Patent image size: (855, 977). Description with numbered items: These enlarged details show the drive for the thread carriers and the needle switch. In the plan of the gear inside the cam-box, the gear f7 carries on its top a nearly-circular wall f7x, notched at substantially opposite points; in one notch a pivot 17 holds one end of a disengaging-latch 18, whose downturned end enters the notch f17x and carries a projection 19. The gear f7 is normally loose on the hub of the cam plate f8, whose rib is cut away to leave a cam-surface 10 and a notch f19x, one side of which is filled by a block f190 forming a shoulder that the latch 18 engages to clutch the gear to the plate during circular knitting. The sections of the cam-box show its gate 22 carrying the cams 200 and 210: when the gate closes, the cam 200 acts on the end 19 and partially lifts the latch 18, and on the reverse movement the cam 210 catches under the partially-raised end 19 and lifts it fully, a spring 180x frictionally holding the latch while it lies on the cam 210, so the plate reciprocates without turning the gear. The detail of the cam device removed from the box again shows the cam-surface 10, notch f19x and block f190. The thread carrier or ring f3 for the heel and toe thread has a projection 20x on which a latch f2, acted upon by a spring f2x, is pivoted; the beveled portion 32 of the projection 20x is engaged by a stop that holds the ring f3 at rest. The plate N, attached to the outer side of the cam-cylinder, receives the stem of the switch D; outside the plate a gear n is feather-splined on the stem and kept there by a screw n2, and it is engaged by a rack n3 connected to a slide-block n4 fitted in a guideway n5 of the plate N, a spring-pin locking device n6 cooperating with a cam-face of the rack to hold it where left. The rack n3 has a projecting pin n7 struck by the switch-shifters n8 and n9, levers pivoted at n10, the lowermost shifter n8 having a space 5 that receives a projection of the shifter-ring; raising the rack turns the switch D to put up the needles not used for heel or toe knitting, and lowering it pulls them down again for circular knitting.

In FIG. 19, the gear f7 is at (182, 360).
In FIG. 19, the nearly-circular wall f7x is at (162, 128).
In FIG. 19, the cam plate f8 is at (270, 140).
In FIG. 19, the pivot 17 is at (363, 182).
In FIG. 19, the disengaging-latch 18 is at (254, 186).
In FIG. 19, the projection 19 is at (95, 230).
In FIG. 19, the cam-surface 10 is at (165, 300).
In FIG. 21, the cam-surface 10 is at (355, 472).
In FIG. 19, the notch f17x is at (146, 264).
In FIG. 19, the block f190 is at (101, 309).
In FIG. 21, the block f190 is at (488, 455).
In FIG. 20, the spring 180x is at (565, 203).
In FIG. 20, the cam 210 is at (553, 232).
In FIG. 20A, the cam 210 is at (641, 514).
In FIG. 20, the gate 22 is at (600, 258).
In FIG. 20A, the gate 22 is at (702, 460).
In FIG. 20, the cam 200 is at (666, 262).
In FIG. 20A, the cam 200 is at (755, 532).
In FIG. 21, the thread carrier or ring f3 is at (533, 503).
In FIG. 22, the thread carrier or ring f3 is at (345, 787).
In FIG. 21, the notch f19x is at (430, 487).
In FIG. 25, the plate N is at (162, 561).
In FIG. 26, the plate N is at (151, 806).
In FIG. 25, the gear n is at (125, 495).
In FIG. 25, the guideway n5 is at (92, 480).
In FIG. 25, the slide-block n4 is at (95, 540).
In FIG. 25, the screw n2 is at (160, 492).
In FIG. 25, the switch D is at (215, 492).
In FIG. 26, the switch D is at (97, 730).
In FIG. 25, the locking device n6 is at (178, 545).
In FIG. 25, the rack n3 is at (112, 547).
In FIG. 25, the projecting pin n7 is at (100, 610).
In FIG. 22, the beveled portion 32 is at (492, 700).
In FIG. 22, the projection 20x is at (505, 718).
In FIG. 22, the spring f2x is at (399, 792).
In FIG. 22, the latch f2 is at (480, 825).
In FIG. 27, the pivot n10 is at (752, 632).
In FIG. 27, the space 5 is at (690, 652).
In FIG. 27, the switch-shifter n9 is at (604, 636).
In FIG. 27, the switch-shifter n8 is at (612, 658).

────────────────────

§ **TASK STATEMENT**:
Copy out every line of the material above, word for word, with nothing left out or changed.

§ **EXERCISE SOLUTION**:
Patent image size: (855, 977). Description with numbered items: These enlarged details show the drive for the thread carriers and the needle switch. In the plan of the gear inside the cam-box, the gear f7 carries on its top a nearly-circular wall f7x, notched at substantially opposite points; in one notch a pivot 17 holds one end of a disengaging-latch 18, whose downturned end enters the notch f17x and carries a projection 19. The gear f7 is normally loose on the hub of the cam plate f8, whose rib is cut away to leave a cam-surface 10 and a notch f19x, one side of which is filled by a block f190 forming a shoulder that the latch 18 engages to clutch the gear to the plate during circular knitting. The sections of the cam-box show its gate 22 carrying the cams 200 and 210: when the gate closes, the cam 200 acts on the end 19 and partially lifts the latch 18, and on the reverse movement the cam 210 catches under the partially-raised end 19 and lifts it fully, a spring 180x frictionally holding the latch while it lies on the cam 210, so the plate reciprocates without turning the gear. The detail of the cam device removed from the box again shows the cam-surface 10, notch f19x and block f190. The thread carrier or ring f3 for the heel and toe thread has a projection 20x on which a latch f2, acted upon by a spring f2x, is pivoted; the beveled portion 32 of the projection 20x is engaged by a stop that holds the ring f3 at rest. The plate N, attached to the outer side of the cam-cylinder, receives the stem of the switch D; outside the plate a gear n is feather-splined on the stem and kept there by a screw n2, and it is engaged by a rack n3 connected to a slide-block n4 fitted in a guideway n5 of the plate N, a spring-pin locking device n6 cooperating with a cam-face of the rack to hold it where left. The rack n3 has a projecting pin n7 struck by the switch-shifters n8 and n9, levers pivoted at n10, the lowermost shifter n8 having a space 5 that receives a projection of the shifter-ring; raising the rack turns the switch D to put up the needles not used for heel or toe knitting, and lowering it pulls them down again for circular knitting.

In FIG. 19, the gear f7 is at (182, 360).
In FIG. 19, the nearly-circular wall f7x is at (162, 128).
In FIG. 19, the cam plate f8 is at (270, 140).
In FIG. 19, the pivot 17 is at (363, 182).
In FIG. 19, the disengaging-latch 18 is at (254, 186).
In FIG. 19, the projection 19 is at (95, 230).
In FIG. 19, the cam-surface 10 is at (165, 300).
In FIG. 21, the cam-surface 10 is at (355, 472).
In FIG. 19, the notch f17x is at (146, 264).
In FIG. 19, the block f190 is at (101, 309).
In FIG. 21, the block f190 is at (488, 455).
In FIG. 20, the spring 180x is at (565, 203).
In FIG. 20, the cam 210 is at (553, 232).
In FIG. 20A, the cam 210 is at (641, 514).
In FIG. 20, the gate 22 is at (600, 258).
In FIG. 20A, the gate 22 is at (702, 460).
In FIG. 20, the cam 200 is at (666, 262).
In FIG. 20A, the cam 200 is at (755, 532).
In FIG. 21, the thread carrier or ring f3 is at (533, 503).
In FIG. 22, the thread carrier or ring f3 is at (345, 787).
In FIG. 21, the notch f19x is at (430, 487).
In FIG. 25, the plate N is at (162, 561).
In FIG. 26, the plate N is at (151, 806).
In FIG. 25, the gear n is at (125, 495).
In FIG. 25, the guideway n5 is at (92, 480).
In FIG. 25, the slide-block n4 is at (95, 540).
In FIG. 25, the screw n2 is at (160, 492).
In FIG. 25, the switch D is at (215, 492).
In FIG. 26, the switch D is at (97, 730).
In FIG. 25, the locking device n6 is at (178, 545).
In FIG. 25, the rack n3 is at (112, 547).
In FIG. 25, the projecting pin n7 is at (100, 610).
In FIG. 22, the beveled portion 32 is at (492, 700).
In FIG. 22, the projection 20x is at (505, 718).
In FIG. 22, the spring f2x is at (399, 792).
In FIG. 22, the latch f2 is at (480, 825).
In FIG. 27, the pivot n10 is at (752, 632).
In FIG. 27, the space 5 is at (690, 652).
In FIG. 27, the switch-shifter n9 is at (604, 636).
In FIG. 27, the switch-shifter n8 is at (612, 658).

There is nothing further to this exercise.